Description of the task: Each record below is to be reproduced without any change.

Available data:
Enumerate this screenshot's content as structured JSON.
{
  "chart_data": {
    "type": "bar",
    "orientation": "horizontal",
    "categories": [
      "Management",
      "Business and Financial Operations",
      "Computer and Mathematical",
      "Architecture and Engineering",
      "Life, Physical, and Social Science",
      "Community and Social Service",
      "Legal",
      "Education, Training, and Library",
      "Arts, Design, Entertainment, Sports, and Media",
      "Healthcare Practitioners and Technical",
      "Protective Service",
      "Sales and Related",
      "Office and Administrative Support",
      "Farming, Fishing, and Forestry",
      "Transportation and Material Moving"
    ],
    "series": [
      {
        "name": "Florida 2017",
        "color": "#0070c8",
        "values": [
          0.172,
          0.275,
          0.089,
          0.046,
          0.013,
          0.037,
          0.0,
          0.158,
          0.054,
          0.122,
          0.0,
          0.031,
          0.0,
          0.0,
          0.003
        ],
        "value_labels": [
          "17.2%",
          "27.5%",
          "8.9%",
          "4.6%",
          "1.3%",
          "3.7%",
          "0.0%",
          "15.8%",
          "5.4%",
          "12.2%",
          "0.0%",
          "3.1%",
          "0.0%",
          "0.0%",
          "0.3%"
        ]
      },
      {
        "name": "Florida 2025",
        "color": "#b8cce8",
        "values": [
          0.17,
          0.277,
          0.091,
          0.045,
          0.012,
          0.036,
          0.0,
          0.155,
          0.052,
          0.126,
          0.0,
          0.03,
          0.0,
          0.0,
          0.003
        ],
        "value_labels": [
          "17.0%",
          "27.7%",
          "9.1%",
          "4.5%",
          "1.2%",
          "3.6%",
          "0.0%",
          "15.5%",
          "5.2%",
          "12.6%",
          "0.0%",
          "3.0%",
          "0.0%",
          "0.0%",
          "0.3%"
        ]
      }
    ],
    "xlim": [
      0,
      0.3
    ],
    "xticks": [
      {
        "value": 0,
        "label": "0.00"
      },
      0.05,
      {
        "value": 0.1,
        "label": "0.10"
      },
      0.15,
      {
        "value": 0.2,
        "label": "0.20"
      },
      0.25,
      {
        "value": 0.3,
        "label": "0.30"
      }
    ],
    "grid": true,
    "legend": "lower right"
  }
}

Exercise answer:
Enumerate this screenshot's content as structured JSON.
{
  "chart_data": {
    "type": "bar",
    "orientation": "horizontal",
    "categories": [
      "Management",
      "Business and Financial Operations",
      "Computer and Mathematical",
      "Architecture and Engineering",
      "Life, Physical, and Social Science",
      "Community and Social Service",
      "Legal",
      "Education, Training, and Library",
      "Arts, Design, Entertainment, Sports, and Media",
      "Healthcare Practitioners and Technical",
      "Protective Service",
      "Sales and Related",
      "Office and Administrative Support",
      "Farming, Fishing, and Forestry",
      "Transportation and Material Moving"
    ],
    "series": [
      {
        "name": "Florida 2017",
        "color": "#0070c8",
        "values": [
          0.172,
          0.275,
          0.089,
          0.046,
          0.013,
          0.037,
          0.0,
          0.158,
          0.054,
          0.122,
          0.0,
          0.031,
          0.0,
          0.0,
          0.003
        ],
        "value_labels": [
          "17.2%",
          "27.5%",
          "8.9%",
          "4.6%",
          "1.3%",
          "3.7%",
          "0.0%",
          "15.8%",
          "5.4%",
          "12.2%",
          "0.0%",
          "3.1%",
          "0.0%",
          "0.0%",
          "0.3%"
        ]
      },
      {
        "name": "Florida 2025",
        "color": "#b8cce8",
        "values": [
          0.17,
          0.277,
          0.091,
          0.045,
          0.012,
          0.036,
          0.0,
          0.155,
          0.052,
          0.126,
          0.0,
          0.03,
          0.0,
          0.0,
          0.003
        ],
        "value_labels": [
          "17.0%",
          "27.7%",
          "9.1%",
          "4.5%",
          "1.2%",
          "3.6%",
          "0.0%",
          "15.5%",
          "5.2%",
          "12.6%",
          "0.0%",
          "3.0%",
          "0.0%",
          "0.0%",
          "0.3%"
        ]
      }
    ],
    "xlim": [
      0,
      0.3
    ],
    "xticks": [
      {
        "value": 0,
        "label": "0.00"
      },
      0.05,
      {
        "value": 0.1,
        "label": "0.10"
      },
      0.15,
      {
        "value": 0.2,
        "label": "0.20"
      },
      0.25,
      {
        "value": 0.3,
        "label": "0.30"
      }
    ],
    "grid": true,
    "legend": "lower right"
  }
}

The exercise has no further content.